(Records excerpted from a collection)
__________________________________________________

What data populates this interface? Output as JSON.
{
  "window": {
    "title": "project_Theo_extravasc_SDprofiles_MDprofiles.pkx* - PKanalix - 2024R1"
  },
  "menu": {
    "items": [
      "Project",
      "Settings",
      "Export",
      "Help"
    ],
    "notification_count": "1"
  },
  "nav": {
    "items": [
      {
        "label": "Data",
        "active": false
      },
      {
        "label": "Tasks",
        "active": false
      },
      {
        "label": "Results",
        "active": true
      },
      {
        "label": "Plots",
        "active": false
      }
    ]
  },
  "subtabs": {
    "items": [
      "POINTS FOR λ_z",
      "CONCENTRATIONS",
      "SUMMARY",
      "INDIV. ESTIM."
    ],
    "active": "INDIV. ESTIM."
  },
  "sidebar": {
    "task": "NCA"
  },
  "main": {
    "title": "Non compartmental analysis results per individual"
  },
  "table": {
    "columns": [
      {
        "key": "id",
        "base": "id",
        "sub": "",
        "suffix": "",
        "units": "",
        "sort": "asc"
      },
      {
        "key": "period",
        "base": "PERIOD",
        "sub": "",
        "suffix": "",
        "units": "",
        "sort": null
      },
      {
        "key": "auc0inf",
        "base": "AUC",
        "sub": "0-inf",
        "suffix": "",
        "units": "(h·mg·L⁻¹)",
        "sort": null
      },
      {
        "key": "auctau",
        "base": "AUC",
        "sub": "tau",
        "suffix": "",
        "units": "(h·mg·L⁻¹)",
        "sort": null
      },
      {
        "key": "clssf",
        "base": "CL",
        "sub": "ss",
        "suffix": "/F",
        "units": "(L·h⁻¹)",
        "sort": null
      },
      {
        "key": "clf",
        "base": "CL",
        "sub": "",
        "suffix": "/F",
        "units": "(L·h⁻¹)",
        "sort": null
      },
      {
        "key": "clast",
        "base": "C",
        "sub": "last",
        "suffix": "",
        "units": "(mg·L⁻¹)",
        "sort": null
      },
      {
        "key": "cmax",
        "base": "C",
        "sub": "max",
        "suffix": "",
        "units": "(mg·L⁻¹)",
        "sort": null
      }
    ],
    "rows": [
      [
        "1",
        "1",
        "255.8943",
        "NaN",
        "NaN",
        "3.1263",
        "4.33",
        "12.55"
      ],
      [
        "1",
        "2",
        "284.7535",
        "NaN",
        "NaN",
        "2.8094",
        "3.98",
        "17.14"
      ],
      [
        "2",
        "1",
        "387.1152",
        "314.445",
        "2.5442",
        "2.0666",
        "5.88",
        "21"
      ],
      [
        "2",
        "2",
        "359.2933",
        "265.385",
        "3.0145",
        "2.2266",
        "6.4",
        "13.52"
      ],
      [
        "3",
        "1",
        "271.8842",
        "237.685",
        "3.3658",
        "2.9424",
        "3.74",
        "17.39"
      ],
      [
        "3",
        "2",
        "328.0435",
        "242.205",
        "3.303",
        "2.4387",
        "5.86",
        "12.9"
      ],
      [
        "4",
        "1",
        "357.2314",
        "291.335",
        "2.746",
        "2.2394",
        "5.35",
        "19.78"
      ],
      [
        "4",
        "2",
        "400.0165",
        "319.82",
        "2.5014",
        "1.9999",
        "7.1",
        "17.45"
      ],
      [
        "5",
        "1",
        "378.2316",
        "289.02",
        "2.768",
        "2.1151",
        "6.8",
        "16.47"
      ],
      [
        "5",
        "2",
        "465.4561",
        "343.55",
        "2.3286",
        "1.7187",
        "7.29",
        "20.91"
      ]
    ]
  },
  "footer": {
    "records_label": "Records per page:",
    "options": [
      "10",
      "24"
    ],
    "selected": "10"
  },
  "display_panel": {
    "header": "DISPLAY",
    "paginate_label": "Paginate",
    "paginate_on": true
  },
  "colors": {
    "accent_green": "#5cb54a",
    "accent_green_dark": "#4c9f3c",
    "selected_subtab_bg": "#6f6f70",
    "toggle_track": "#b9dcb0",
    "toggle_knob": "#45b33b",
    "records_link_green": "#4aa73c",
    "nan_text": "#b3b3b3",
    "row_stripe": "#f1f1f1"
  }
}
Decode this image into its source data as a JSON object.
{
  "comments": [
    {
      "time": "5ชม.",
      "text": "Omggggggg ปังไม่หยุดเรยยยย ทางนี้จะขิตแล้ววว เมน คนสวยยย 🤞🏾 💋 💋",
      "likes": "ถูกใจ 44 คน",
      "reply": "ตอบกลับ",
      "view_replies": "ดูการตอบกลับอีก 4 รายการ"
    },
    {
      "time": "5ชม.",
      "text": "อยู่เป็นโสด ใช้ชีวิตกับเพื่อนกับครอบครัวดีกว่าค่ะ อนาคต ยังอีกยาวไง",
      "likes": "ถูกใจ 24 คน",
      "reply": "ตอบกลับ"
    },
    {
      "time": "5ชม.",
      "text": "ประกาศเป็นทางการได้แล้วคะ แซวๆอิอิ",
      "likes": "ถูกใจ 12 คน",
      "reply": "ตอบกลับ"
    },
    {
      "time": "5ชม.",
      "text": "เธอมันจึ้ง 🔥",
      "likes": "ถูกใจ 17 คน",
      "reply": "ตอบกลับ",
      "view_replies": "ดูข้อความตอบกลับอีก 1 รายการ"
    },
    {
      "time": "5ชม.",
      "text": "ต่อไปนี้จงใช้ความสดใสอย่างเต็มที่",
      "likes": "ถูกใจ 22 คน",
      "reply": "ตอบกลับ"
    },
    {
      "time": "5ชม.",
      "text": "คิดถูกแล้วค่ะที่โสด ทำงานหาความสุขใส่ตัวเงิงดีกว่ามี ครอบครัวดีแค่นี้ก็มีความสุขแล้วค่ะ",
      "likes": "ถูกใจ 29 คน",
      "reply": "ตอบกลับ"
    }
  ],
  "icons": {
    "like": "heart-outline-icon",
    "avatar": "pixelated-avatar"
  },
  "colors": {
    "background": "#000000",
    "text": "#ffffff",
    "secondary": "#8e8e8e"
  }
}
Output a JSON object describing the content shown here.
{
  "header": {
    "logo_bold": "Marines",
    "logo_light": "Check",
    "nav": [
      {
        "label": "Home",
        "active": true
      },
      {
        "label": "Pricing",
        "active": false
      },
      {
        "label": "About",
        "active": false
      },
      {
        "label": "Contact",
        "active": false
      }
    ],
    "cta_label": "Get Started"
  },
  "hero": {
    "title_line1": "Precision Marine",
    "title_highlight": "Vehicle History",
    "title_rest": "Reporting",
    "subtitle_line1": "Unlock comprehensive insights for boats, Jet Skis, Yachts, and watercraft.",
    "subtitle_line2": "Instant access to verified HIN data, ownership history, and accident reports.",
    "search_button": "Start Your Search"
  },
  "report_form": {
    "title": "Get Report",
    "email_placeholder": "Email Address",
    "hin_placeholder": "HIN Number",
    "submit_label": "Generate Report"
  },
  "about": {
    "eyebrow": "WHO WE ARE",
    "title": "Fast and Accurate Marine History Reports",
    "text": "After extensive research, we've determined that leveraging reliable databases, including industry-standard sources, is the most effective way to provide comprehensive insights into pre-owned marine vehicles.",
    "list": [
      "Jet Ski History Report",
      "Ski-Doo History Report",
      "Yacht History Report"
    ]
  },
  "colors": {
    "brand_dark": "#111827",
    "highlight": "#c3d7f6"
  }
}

__________________________________________________

### Work to do
Print every line of the records exactly. Omit nothing.

### Task answer
What data populates this interface? Output as JSON.
{
  "window": {
    "title": "project_Theo_extravasc_SDprofiles_MDprofiles.pkx* - PKanalix - 2024R1"
  },
  "menu": {
    "items": [
      "Project",
      "Settings",
      "Export",
      "Help"
    ],
    "notification_count": "1"
  },
  "nav": {
    "items": [
      {
        "label": "Data",
        "active": false
      },
      {
        "label": "Tasks",
        "active": false
      },
      {
        "label": "Results",
        "active": true
      },
      {
        "label": "Plots",
        "active": false
      }
    ]
  },
  "subtabs": {
    "items": [
      "POINTS FOR λ_z",
      "CONCENTRATIONS",
      "SUMMARY",
      "INDIV. ESTIM."
    ],
    "active": "INDIV. ESTIM."
  },
  "sidebar": {
    "task": "NCA"
  },
  "main": {
    "title": "Non compartmental analysis results per individual"
  },
  "table": {
    "columns": [
      {
        "key": "id",
        "base": "id",
        "sub": "",
        "suffix": "",
        "units": "",
        "sort": "asc"
      },
      {
        "key": "period",
        "base": "PERIOD",
        "sub": "",
        "suffix": "",
        "units": "",
        "sort": null
      },
      {
        "key": "auc0inf",
        "base": "AUC",
        "sub": "0-inf",
        "suffix": "",
        "units": "(h·mg·L⁻¹)",
        "sort": null
      },
      {
        "key": "auctau",
        "base": "AUC",
        "sub": "tau",
        "suffix": "",
        "units": "(h·mg·L⁻¹)",
        "sort": null
      },
      {
        "key": "clssf",
        "base": "CL",
        "sub": "ss",
        "suffix": "/F",
        "units": "(L·h⁻¹)",
        "sort": null
      },
      {
        "key": "clf",
        "base": "CL",
        "sub": "",
        "suffix": "/F",
        "units": "(L·h⁻¹)",
        "sort": null
      },
      {
        "key": "clast",
        "base": "C",
        "sub": "last",
        "suffix": "",
        "units": "(mg·L⁻¹)",
        "sort": null
      },
      {
        "key": "cmax",
        "base": "C",
        "sub": "max",
        "suffix": "",
        "units": "(mg·L⁻¹)",
        "sort": null
      }
    ],
    "rows": [
      [
        "1",
        "1",
        "255.8943",
        "NaN",
        "NaN",
        "3.1263",
        "4.33",
        "12.55"
      ],
      [
        "1",
        "2",
        "284.7535",
        "NaN",
        "NaN",
        "2.8094",
        "3.98",
        "17.14"
      ],
      [
        "2",
        "1",
        "387.1152",
        "314.445",
        "2.5442",
        "2.0666",
        "5.88",
        "21"
      ],
      [
        "2",
        "2",
        "359.2933",
        "265.385",
        "3.0145",
        "2.2266",
        "6.4",
        "13.52"
      ],
      [
        "3",
        "1",
        "271.8842",
        "237.685",
        "3.3658",
        "2.9424",
        "3.74",
        "17.39"
      ],
      [
        "3",
        "2",
        "328.0435",
        "242.205",
        "3.303",
        "2.4387",
        "5.86",
        "12.9"
      ],
      [
        "4",
        "1",
        "357.2314",
        "291.335",
        "2.746",
        "2.2394",
        "5.35",
        "19.78"
      ],
      [
        "4",
        "2",
        "400.0165",
        "319.82",
        "2.5014",
        "1.9999",
        "7.1",
        "17.45"
      ],
      [
        "5",
        "1",
        "378.2316",
        "289.02",
        "2.768",
        "2.1151",
        "6.8",
        "16.47"
      ],
      [
        "5",
        "2",
        "465.4561",
        "343.55",
        "2.3286",
        "1.7187",
        "7.29",
        "20.91"
      ]
    ]
  },
  "footer": {
    "records_label": "Records per page:",
    "options": [
      "10",
      "24"
    ],
    "selected": "10"
  },
  "display_panel": {
    "header": "DISPLAY",
    "paginate_label": "Paginate",
    "paginate_on": true
  },
  "colors": {
    "accent_green": "#5cb54a",
    "accent_green_dark": "#4c9f3c",
    "selected_subtab_bg": "#6f6f70",
    "toggle_track": "#b9dcb0",
    "toggle_knob": "#45b33b",
    "records_link_green": "#4aa73c",
    "nan_text": "#b3b3b3",
    "row_stripe": "#f1f1f1"
  }
}
Decode this image into its source data as a JSON object.
{
  "comments": [
    {
      "time": "5ชม.",
      "text": "Omggggggg ปังไม่หยุดเรยยยย ทางนี้จะขิตแล้ววว เมน คนสวยยย 🤞🏾 💋 💋",
      "likes": "ถูกใจ 44 คน",
      "reply": "ตอบกลับ",
      "view_replies": "ดูการตอบกลับอีก 4 รายการ"
    },
    {
      "time": "5ชม.",
      "text": "อยู่เป็นโสด ใช้ชีวิตกับเพื่อนกับครอบครัวดีกว่าค่ะ อนาคต ยังอีกยาวไง",
      "likes": "ถูกใจ 24 คน",
      "reply": "ตอบกลับ"
    },
    {
      "time": "5ชม.",
      "text": "ประกาศเป็นทางการได้แล้วคะ แซวๆอิอิ",
      "likes": "ถูกใจ 12 คน",
      "reply": "ตอบกลับ"
    },
    {
      "time": "5ชม.",
      "text": "เธอมันจึ้ง 🔥",
      "likes": "ถูกใจ 17 คน",
      "reply": "ตอบกลับ",
      "view_replies": "ดูข้อความตอบกลับอีก 1 รายการ"
    },
    {
      "time": "5ชม.",
      "text": "ต่อไปนี้จงใช้ความสดใสอย่างเต็มที่",
      "likes": "ถูกใจ 22 คน",
      "reply": "ตอบกลับ"
    },
    {
      "time": "5ชม.",
      "text": "คิดถูกแล้วค่ะที่โสด ทำงานหาความสุขใส่ตัวเงิงดีกว่ามี ครอบครัวดีแค่นี้ก็มีความสุขแล้วค่ะ",
      "likes": "ถูกใจ 29 คน",
      "reply": "ตอบกลับ"
    }
  ],
  "icons": {
    "like": "heart-outline-icon",
    "avatar": "pixelated-avatar"
  },
  "colors": {
    "background": "#000000",
    "text": "#ffffff",
    "secondary": "#8e8e8e"
  }
}
Output a JSON object describing the content shown here.
{
  "header": {
    "logo_bold": "Marines",
    "logo_light": "Check",
    "nav": [
      {
        "label": "Home",
        "active": true
      },
      {
        "label": "Pricing",
        "active": false
      },
      {
        "label": "About",
        "active": false
      },
      {
        "label": "Contact",
        "active": false
      }
    ],
    "cta_label": "Get Started"
  },
  "hero": {
    "title_line1": "Precision Marine",
    "title_highlight": "Vehicle History",
    "title_rest": "Reporting",
    "subtitle_line1": "Unlock comprehensive insights for boats, Jet Skis, Yachts, and watercraft.",
    "subtitle_line2": "Instant access to verified HIN data, ownership history, and accident reports.",
    "search_button": "Start Your Search"
  },
  "report_form": {
    "title": "Get Report",
    "email_placeholder": "Email Address",
    "hin_placeholder": "HIN Number",
    "submit_label": "Generate Report"
  },
  "about": {
    "eyebrow": "WHO WE ARE",
    "title": "Fast and Accurate Marine History Reports",
    "text": "After extensive research, we've determined that leveraging reliable databases, including industry-standard sources, is the most effective way to provide comprehensive insights into pre-owned marine vehicles.",
    "list": [
      "Jet Ski History Report",
      "Ski-Doo History Report",
      "Yacht History Report"
    ]
  },
  "colors": {
    "brand_dark": "#111827",
    "highlight": "#c3d7f6"
  }
}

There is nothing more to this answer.